Produce an exact copy of all the records.

-----

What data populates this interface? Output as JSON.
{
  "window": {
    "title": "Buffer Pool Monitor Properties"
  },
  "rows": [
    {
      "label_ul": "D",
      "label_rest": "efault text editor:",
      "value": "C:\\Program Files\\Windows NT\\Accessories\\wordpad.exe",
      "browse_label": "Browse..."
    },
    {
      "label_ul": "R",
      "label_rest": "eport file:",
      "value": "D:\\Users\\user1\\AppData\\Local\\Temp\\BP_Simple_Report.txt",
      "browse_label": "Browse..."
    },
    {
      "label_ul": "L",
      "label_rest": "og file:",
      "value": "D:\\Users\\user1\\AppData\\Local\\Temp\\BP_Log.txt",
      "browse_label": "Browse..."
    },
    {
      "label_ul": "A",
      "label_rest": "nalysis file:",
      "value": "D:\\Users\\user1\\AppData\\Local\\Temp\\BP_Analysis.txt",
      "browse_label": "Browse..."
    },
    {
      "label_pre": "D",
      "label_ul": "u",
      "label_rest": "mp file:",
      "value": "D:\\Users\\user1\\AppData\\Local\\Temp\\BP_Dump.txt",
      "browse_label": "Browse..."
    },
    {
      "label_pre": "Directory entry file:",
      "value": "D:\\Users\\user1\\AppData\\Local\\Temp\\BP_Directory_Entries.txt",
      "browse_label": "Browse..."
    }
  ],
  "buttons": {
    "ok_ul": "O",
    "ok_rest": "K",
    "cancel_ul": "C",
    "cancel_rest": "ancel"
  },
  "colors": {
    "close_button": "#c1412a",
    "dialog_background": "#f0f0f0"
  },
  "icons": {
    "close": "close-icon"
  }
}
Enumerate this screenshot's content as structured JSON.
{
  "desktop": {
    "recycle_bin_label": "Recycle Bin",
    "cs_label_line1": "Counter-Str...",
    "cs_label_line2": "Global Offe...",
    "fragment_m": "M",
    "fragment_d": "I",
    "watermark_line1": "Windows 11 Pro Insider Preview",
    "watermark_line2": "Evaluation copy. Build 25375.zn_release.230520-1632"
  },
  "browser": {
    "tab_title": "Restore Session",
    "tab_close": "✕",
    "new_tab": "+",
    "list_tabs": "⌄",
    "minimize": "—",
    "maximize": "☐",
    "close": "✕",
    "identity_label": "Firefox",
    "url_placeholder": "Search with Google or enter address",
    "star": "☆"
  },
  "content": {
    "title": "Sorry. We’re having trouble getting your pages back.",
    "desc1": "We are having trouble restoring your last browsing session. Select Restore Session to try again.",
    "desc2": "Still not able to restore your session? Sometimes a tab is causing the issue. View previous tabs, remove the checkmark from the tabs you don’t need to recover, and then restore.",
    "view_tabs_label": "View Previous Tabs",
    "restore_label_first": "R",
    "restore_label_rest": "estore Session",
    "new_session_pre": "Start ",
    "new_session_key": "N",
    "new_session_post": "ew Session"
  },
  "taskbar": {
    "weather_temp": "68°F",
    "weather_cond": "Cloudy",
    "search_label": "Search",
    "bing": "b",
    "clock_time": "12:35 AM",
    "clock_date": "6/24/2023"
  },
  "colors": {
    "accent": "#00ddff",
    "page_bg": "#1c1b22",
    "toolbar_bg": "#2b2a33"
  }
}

-----

* _Correct response_
What data populates this interface? Output as JSON.
{
  "window": {
    "title": "Buffer Pool Monitor Properties"
  },
  "rows": [
    {
      "label_ul": "D",
      "label_rest": "efault text editor:",
      "value": "C:\\Program Files\\Windows NT\\Accessories\\wordpad.exe",
      "browse_label": "Browse..."
    },
    {
      "label_ul": "R",
      "label_rest": "eport file:",
      "value": "D:\\Users\\user1\\AppData\\Local\\Temp\\BP_Simple_Report.txt",
      "browse_label": "Browse..."
    },
    {
      "label_ul": "L",
      "label_rest": "og file:",
      "value": "D:\\Users\\user1\\AppData\\Local\\Temp\\BP_Log.txt",
      "browse_label": "Browse..."
    },
    {
      "label_ul": "A",
      "label_rest": "nalysis file:",
      "value": "D:\\Users\\user1\\AppData\\Local\\Temp\\BP_Analysis.txt",
      "browse_label": "Browse..."
    },
    {
      "label_pre": "D",
      "label_ul": "u",
      "label_rest": "mp file:",
      "value": "D:\\Users\\user1\\AppData\\Local\\Temp\\BP_Dump.txt",
      "browse_label": "Browse..."
    },
    {
      "label_pre": "Directory entry file:",
      "value": "D:\\Users\\user1\\AppData\\Local\\Temp\\BP_Directory_Entries.txt",
      "browse_label": "Browse..."
    }
  ],
  "buttons": {
    "ok_ul": "O",
    "ok_rest": "K",
    "cancel_ul": "C",
    "cancel_rest": "ancel"
  },
  "colors": {
    "close_button": "#c1412a",
    "dialog_background": "#f0f0f0"
  },
  "icons": {
    "close": "close-icon"
  }
}
Enumerate this screenshot's content as structured JSON.
{
  "desktop": {
    "recycle_bin_label": "Recycle Bin",
    "cs_label_line1": "Counter-Str...",
    "cs_label_line2": "Global Offe...",
    "fragment_m": "M",
    "fragment_d": "I",
    "watermark_line1": "Windows 11 Pro Insider Preview",
    "watermark_line2": "Evaluation copy. Build 25375.zn_release.230520-1632"
  },
  "browser": {
    "tab_title": "Restore Session",
    "tab_close": "✕",
    "new_tab": "+",
    "list_tabs": "⌄",
    "minimize": "—",
    "maximize": "☐",
    "close": "✕",
    "identity_label": "Firefox",
    "url_placeholder": "Search with Google or enter address",
    "star": "☆"
  },
  "content": {
    "title": "Sorry. We’re having trouble getting your pages back.",
    "desc1": "We are having trouble restoring your last browsing session. Select Restore Session to try again.",
    "desc2": "Still not able to restore your session? Sometimes a tab is causing the issue. View previous tabs, remove the checkmark from the tabs you don’t need to recover, and then restore.",
    "view_tabs_label": "View Previous Tabs",
    "restore_label_first": "R",
    "restore_label_rest": "estore Session",
    "new_session_pre": "Start ",
    "new_session_key": "N",
    "new_session_post": "ew Session"
  },
  "taskbar": {
    "weather_temp": "68°F",
    "weather_cond": "Cloudy",
    "search_label": "Search",
    "bing": "b",
    "clock_time": "12:35 AM",
    "clock_date": "6/24/2023"
  },
  "colors": {
    "accent": "#00ddff",
    "page_bg": "#1c1b22",
    "toolbar_bg": "#2b2a33"
  }
}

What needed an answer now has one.